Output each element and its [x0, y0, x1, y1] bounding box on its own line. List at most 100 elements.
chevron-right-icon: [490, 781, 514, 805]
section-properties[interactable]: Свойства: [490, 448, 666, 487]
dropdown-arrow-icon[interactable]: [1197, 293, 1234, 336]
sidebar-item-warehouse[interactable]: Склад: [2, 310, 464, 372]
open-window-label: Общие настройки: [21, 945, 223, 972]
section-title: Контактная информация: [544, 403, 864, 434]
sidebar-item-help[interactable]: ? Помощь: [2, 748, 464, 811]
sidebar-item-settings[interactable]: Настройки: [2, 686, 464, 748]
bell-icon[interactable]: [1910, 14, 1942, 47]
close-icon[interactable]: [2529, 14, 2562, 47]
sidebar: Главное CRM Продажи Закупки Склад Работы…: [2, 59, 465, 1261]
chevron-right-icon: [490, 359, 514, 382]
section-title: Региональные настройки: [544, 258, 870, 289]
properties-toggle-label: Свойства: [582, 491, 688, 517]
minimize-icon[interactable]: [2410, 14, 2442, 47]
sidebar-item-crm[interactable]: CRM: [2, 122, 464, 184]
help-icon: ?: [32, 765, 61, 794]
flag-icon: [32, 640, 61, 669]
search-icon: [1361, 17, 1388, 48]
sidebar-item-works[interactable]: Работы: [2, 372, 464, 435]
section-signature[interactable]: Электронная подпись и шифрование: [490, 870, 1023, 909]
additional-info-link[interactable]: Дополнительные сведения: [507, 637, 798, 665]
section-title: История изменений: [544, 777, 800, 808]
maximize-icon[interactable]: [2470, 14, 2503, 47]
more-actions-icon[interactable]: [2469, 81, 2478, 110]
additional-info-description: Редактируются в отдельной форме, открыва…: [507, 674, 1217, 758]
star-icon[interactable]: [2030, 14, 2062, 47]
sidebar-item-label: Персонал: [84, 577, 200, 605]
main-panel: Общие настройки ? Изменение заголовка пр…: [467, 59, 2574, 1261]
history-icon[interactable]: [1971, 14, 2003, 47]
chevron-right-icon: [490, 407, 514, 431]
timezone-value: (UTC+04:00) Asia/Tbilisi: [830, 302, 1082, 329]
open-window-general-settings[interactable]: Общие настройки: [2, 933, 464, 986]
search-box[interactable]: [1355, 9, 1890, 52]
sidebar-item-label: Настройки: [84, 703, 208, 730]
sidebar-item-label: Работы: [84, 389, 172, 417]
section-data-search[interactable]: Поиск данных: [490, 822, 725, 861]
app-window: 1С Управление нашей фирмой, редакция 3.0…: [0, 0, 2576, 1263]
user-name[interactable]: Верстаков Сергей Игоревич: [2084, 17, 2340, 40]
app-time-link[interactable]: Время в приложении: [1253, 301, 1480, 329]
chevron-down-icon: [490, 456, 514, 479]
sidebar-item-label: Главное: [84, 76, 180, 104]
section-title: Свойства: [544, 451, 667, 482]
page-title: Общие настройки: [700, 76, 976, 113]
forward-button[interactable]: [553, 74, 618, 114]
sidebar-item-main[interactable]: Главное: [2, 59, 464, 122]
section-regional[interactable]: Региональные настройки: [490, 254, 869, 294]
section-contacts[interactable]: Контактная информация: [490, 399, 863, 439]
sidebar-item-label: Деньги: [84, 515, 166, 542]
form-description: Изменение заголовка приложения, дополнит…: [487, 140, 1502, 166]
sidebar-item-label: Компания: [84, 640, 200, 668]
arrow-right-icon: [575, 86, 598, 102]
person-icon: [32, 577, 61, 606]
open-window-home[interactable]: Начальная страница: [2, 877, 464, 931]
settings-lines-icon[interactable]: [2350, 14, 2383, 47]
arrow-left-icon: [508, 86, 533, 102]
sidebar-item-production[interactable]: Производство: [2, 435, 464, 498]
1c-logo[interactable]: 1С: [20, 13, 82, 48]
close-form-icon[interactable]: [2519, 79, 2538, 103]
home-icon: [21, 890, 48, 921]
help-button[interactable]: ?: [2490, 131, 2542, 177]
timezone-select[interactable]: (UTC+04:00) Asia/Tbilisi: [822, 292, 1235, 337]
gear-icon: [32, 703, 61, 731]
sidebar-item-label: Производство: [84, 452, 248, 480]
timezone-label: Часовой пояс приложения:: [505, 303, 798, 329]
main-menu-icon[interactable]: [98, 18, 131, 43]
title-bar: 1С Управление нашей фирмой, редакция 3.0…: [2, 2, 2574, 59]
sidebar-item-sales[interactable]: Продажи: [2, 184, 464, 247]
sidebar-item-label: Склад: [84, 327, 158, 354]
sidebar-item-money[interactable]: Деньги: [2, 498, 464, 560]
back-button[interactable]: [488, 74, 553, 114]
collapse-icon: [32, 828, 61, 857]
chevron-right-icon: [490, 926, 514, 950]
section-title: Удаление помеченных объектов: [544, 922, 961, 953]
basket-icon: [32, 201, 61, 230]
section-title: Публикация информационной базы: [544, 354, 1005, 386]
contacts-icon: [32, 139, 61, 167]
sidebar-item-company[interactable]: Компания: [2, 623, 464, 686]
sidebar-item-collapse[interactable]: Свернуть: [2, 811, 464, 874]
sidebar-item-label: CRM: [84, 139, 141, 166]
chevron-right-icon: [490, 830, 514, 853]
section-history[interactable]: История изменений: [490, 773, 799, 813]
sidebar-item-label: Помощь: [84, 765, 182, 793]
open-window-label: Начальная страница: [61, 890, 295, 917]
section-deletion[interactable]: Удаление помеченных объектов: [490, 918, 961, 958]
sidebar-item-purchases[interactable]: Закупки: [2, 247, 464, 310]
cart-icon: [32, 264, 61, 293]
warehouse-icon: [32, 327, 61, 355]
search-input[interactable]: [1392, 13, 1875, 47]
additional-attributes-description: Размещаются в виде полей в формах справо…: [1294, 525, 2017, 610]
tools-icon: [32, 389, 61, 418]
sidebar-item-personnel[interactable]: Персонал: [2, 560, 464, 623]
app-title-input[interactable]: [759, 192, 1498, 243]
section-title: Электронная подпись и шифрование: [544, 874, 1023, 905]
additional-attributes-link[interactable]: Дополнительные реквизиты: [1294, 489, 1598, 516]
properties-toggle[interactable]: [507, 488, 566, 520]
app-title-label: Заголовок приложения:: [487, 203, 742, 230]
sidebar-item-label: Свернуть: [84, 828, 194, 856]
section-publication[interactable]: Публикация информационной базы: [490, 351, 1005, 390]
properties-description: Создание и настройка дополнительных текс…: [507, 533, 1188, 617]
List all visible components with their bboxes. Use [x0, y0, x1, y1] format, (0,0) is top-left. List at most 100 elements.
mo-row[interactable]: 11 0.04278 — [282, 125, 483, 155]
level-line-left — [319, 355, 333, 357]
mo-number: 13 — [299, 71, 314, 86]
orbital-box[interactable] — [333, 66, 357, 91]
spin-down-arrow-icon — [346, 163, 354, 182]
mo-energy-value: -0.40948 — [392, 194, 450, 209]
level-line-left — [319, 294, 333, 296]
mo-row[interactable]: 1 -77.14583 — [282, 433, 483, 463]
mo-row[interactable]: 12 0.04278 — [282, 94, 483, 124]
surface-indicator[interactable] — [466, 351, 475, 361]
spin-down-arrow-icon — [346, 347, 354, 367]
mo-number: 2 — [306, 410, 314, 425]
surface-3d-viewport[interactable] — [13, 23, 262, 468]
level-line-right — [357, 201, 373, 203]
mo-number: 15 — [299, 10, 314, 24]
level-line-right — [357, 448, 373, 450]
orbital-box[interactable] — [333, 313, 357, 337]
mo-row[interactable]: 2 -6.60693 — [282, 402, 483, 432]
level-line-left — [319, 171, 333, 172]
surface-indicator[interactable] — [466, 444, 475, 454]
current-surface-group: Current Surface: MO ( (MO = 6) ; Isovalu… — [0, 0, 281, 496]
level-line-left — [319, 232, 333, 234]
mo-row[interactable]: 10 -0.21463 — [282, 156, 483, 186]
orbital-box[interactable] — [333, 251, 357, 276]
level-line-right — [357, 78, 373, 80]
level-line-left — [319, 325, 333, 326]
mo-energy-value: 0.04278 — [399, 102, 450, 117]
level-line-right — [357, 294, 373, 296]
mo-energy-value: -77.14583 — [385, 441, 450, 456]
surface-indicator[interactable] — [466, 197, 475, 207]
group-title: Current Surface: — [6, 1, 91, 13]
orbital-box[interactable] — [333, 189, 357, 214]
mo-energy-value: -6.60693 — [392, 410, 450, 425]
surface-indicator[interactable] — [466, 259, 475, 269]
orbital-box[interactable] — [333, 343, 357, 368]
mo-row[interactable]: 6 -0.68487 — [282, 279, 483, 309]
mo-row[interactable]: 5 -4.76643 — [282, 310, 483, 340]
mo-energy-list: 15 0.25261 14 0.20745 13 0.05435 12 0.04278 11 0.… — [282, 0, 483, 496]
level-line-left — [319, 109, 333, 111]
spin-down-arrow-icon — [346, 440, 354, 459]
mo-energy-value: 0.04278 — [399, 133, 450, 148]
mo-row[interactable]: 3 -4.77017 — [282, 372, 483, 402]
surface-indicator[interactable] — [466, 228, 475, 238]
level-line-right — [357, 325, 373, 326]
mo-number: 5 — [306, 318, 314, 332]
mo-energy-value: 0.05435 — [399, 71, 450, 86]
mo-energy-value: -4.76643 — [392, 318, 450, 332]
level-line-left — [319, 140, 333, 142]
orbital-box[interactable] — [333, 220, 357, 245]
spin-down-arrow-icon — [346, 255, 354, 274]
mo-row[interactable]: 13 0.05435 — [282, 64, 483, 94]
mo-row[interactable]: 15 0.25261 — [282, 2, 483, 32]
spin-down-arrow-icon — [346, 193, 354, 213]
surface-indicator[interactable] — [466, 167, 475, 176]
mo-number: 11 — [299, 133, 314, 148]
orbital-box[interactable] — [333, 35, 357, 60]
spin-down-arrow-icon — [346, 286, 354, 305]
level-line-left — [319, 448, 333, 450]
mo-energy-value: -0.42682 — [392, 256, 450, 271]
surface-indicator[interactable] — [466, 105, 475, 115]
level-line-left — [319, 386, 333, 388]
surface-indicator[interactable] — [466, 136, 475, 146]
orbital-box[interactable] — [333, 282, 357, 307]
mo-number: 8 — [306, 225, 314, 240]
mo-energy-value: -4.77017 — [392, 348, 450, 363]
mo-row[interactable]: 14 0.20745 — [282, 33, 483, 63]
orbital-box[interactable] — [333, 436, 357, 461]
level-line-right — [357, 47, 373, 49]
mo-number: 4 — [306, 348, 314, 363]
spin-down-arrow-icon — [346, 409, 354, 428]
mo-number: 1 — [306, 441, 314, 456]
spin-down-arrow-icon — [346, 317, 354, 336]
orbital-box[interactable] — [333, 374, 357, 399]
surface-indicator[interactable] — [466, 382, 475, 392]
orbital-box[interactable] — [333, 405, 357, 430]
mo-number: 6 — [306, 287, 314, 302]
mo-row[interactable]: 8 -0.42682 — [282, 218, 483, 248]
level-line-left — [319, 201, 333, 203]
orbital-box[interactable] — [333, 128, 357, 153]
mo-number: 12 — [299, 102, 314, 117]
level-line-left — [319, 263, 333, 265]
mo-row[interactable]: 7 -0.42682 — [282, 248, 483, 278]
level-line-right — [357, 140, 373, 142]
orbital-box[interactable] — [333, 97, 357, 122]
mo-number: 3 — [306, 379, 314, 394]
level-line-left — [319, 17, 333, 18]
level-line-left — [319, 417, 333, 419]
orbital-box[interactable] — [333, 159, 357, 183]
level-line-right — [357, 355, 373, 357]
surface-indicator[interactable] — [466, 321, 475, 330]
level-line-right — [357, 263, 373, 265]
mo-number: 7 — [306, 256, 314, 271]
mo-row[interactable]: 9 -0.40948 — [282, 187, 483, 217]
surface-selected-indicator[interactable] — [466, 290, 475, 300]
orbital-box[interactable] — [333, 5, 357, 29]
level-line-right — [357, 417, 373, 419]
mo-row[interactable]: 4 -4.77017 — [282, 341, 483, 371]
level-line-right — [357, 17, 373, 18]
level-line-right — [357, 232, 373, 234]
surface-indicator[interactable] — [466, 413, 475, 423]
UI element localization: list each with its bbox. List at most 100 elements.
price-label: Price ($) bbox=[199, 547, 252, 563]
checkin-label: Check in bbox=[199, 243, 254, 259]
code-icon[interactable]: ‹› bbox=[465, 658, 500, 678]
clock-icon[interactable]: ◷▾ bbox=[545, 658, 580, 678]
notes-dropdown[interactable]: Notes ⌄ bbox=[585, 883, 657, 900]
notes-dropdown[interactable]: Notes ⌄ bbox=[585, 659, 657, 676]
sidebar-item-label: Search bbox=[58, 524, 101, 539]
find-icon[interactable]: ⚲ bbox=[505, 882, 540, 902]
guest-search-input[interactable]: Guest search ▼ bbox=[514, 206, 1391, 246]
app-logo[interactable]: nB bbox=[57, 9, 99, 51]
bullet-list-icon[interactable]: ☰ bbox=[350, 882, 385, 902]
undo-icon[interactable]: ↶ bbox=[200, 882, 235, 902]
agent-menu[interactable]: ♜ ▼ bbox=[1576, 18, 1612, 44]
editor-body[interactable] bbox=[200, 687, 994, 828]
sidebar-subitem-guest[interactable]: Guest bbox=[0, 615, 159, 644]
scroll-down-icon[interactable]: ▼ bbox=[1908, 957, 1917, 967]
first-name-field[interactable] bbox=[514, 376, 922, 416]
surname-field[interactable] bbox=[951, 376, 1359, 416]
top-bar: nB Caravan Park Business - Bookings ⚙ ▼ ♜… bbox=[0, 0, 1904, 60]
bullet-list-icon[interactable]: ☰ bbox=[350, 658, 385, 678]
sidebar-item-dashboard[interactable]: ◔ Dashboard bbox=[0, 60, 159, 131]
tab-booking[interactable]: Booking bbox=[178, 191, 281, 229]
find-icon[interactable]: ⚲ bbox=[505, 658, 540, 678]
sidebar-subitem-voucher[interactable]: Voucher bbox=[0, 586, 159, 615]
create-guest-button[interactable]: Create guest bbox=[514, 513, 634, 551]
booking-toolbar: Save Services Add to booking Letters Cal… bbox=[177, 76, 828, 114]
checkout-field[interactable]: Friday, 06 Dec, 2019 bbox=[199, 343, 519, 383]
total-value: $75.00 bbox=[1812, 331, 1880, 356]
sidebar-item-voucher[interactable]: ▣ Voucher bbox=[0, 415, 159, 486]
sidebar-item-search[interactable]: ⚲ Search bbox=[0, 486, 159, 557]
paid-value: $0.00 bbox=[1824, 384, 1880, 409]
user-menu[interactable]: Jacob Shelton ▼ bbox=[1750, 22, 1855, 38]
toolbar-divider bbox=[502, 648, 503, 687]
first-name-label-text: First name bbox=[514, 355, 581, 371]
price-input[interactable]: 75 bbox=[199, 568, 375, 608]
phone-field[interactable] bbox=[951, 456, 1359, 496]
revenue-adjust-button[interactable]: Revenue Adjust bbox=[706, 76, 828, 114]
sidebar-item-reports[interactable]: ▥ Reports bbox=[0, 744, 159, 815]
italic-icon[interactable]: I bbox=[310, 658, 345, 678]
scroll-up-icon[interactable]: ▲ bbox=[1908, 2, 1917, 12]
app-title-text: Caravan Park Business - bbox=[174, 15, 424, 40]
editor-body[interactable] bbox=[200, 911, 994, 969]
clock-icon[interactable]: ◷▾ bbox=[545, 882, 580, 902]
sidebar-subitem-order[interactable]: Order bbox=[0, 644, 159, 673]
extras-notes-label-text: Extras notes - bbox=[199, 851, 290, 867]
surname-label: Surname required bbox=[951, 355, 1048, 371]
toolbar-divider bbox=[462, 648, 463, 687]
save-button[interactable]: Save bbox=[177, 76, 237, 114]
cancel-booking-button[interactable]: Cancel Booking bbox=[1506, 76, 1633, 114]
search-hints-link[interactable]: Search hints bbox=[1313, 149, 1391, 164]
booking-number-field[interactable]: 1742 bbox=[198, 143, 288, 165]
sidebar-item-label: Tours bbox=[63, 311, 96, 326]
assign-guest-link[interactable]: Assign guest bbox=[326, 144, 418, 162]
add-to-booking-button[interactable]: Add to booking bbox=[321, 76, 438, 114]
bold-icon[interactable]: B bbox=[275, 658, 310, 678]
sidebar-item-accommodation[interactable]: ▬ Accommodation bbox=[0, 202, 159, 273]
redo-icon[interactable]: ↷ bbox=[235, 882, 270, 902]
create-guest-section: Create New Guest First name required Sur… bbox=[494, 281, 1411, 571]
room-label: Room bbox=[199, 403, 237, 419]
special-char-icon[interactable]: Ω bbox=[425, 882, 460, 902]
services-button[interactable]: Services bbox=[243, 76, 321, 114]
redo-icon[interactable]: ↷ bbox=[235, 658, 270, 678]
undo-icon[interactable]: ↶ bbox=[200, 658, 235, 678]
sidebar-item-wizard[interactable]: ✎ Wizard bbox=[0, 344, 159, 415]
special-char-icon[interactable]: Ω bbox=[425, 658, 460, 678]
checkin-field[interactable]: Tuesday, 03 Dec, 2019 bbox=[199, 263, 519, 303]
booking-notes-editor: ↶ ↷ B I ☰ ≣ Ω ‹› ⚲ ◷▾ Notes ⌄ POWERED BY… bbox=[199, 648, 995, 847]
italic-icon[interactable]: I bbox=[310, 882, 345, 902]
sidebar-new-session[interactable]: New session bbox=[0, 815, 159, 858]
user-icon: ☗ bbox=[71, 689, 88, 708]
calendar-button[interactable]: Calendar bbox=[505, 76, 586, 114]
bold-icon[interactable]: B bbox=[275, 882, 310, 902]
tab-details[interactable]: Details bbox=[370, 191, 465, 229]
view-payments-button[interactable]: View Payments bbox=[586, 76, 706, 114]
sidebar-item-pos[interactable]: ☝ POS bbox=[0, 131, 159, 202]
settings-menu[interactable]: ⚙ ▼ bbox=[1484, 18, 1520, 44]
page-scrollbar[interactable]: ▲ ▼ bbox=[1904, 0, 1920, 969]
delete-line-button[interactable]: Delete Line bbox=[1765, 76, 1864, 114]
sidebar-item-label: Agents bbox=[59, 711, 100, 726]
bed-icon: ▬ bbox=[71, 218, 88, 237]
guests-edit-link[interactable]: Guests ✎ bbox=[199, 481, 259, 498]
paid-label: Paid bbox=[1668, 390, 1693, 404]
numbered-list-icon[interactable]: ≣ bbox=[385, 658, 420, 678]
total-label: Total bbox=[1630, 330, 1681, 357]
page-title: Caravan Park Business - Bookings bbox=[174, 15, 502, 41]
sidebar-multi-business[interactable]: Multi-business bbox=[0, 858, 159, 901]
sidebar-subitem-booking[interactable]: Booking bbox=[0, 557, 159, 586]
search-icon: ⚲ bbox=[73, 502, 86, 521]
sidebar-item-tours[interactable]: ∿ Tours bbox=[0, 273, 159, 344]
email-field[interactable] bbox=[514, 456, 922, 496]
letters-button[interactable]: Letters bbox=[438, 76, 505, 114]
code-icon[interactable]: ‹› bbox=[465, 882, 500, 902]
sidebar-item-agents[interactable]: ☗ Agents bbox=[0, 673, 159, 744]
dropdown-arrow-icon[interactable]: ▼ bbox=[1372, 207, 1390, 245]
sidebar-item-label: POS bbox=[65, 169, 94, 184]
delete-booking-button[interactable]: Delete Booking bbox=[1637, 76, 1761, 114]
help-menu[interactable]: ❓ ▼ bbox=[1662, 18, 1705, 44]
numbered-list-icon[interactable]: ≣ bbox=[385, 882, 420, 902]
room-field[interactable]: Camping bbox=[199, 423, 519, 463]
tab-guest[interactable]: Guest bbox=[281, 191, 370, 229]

» SET EXERCISE
Please format the data above, from its first line through the line containing "section-signature[interactable]: Электронная подпись", as a JSON list of strings with one string per line and blank lines left out.

» SOLUTION TO THE PROBLEM
[
  "Output each element and its [x0, y0, x1, y1] bounding box on its own line. List at most 100 elements.",
  "chevron-right-icon: [490, 781, 514, 805]",
  "section-properties[interactable]: Свойства: [490, 448, 666, 487]",
  "dropdown-arrow-icon[interactable]: [1197, 293, 1234, 336]",
  "sidebar-item-warehouse[interactable]: Склад: [2, 310, 464, 372]",
  "open-window-label: Общие настройки: [21, 945, 223, 972]",
  "section-title: Контактная информация: [544, 403, 864, 434]",
  "sidebar-item-help[interactable]: ? Помощь: [2, 748, 464, 811]",
  "sidebar-item-settings[interactable]: Настройки: [2, 686, 464, 748]",
  "bell-icon[interactable]: [1910, 14, 1942, 47]",
  "close-icon[interactable]: [2529, 14, 2562, 47]",
  "sidebar: Главное CRM Продажи Закупки Склад Работы…: [2, 59, 465, 1261]",
  "chevron-right-icon: [490, 359, 514, 382]",
  "section-title: Региональные настройки: [544, 258, 870, 289]",
  "properties-toggle-label: Свойства: [582, 491, 688, 517]",
  "minimize-icon[interactable]: [2410, 14, 2442, 47]",
  "sidebar-item-crm[interactable]: CRM: [2, 122, 464, 184]",
  "help-icon: ?: [32, 765, 61, 794]",
  "flag-icon: [32, 640, 61, 669]",
  "search-icon: [1361, 17, 1388, 48]",
  "sidebar-item-works[interactable]: Работы: [2, 372, 464, 435]",
  "section-signature[interactable]: Электронная подпись и шифрование: [490, 870, 1023, 909]"
]